======== Information given ========

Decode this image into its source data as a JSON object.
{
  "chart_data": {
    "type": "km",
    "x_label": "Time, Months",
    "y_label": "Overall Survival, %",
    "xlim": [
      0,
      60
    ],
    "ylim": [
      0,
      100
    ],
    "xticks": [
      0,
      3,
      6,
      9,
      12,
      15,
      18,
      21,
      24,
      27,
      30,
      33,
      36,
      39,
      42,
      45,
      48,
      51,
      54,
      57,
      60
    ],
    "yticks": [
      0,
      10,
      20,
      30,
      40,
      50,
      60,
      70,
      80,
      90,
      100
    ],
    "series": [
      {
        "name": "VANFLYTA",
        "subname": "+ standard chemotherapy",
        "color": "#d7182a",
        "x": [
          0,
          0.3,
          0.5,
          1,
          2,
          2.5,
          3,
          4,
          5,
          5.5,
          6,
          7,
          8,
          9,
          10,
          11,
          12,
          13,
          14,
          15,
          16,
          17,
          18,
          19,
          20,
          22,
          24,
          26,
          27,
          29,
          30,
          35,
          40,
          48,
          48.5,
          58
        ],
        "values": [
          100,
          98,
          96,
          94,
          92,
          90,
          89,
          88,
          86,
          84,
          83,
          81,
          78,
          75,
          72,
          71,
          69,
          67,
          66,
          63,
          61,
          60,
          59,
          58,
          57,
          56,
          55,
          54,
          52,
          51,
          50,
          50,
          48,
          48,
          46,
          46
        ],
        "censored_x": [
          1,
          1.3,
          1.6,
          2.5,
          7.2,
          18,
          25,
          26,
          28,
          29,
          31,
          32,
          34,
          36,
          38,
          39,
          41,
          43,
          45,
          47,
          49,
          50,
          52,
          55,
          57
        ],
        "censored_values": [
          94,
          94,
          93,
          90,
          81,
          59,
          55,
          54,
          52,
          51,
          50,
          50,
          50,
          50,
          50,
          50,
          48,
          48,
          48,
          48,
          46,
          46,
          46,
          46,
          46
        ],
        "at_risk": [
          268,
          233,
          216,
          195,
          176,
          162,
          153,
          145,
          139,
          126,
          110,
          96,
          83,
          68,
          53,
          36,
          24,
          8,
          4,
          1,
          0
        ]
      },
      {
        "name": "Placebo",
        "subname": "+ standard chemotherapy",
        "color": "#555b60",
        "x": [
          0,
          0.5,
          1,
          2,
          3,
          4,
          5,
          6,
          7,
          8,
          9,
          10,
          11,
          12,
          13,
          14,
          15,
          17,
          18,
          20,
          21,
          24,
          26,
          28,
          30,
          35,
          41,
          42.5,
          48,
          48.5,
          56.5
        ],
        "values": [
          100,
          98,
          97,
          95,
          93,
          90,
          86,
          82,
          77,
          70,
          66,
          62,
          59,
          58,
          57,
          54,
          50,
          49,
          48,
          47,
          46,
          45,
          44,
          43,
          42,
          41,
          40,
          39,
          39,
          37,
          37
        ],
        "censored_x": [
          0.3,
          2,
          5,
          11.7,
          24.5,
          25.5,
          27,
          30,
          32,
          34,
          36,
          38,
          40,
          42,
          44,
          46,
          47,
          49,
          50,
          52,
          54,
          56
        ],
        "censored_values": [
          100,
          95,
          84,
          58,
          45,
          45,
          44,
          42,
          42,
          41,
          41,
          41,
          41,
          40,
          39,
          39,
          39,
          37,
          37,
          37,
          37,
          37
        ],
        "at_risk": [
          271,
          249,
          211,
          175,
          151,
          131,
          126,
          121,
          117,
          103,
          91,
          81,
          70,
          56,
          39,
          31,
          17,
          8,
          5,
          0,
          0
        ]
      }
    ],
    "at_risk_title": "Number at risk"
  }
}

========
======== Information given ========

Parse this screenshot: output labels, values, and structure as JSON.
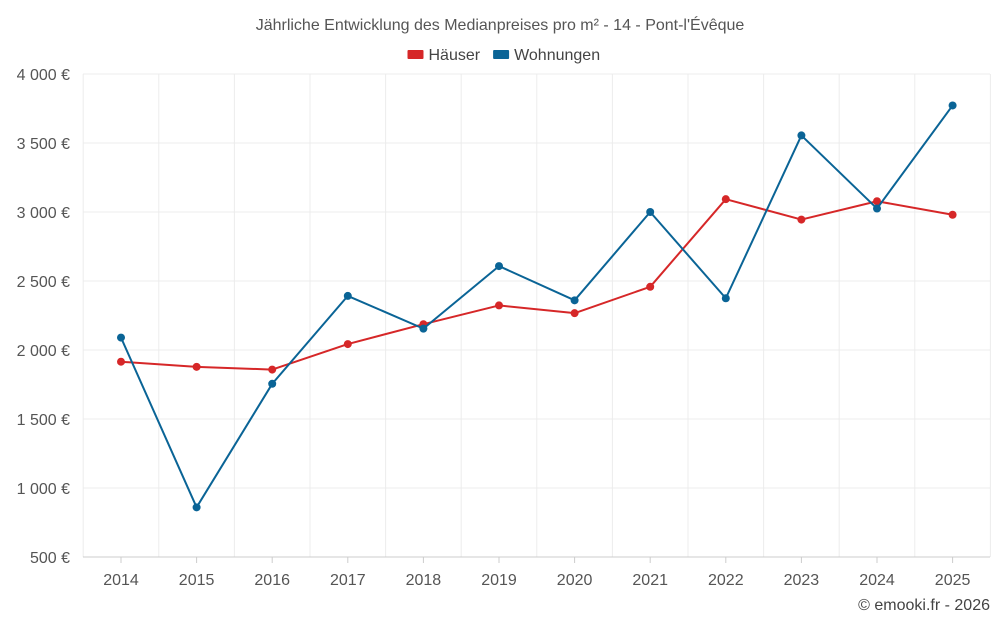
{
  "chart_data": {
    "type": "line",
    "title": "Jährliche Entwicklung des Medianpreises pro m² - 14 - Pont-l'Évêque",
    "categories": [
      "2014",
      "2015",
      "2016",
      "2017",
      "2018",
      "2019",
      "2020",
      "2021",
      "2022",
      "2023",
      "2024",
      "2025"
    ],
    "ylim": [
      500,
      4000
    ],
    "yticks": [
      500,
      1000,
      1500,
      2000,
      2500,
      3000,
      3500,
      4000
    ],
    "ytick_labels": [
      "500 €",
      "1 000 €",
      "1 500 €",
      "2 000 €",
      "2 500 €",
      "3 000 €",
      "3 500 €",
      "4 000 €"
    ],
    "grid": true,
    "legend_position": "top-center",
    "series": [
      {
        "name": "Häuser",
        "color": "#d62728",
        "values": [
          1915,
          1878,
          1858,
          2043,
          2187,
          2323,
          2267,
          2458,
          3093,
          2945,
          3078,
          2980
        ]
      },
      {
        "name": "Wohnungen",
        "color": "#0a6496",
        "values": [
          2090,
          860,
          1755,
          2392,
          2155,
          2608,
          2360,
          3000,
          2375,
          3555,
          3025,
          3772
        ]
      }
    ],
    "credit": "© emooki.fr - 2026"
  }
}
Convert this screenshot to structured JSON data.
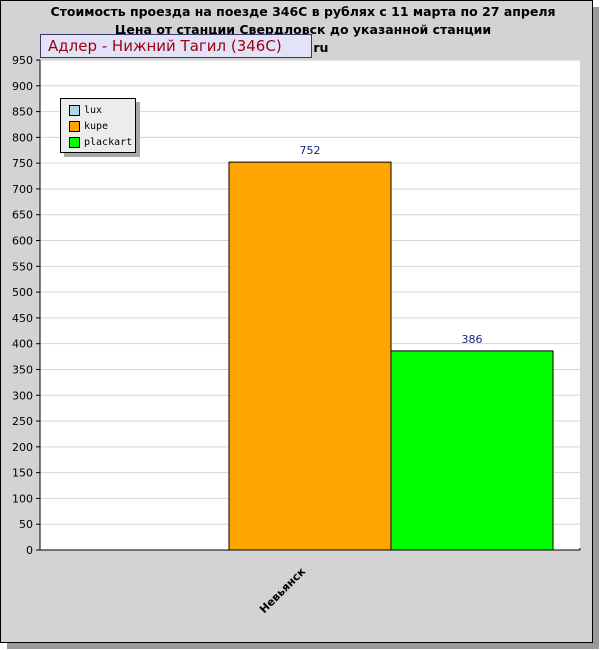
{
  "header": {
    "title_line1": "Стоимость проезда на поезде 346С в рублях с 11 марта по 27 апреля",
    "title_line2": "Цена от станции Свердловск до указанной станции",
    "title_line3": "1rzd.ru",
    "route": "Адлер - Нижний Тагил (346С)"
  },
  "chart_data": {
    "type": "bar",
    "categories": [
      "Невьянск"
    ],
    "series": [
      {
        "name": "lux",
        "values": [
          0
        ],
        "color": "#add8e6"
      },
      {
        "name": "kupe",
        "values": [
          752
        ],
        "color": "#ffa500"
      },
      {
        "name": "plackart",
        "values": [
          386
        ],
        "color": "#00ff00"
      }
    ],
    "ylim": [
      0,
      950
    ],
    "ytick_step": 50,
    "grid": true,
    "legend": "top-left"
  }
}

========

### Task description
The answer must consist solely of the number of lines in the entries that contain the word "color".

### In response
7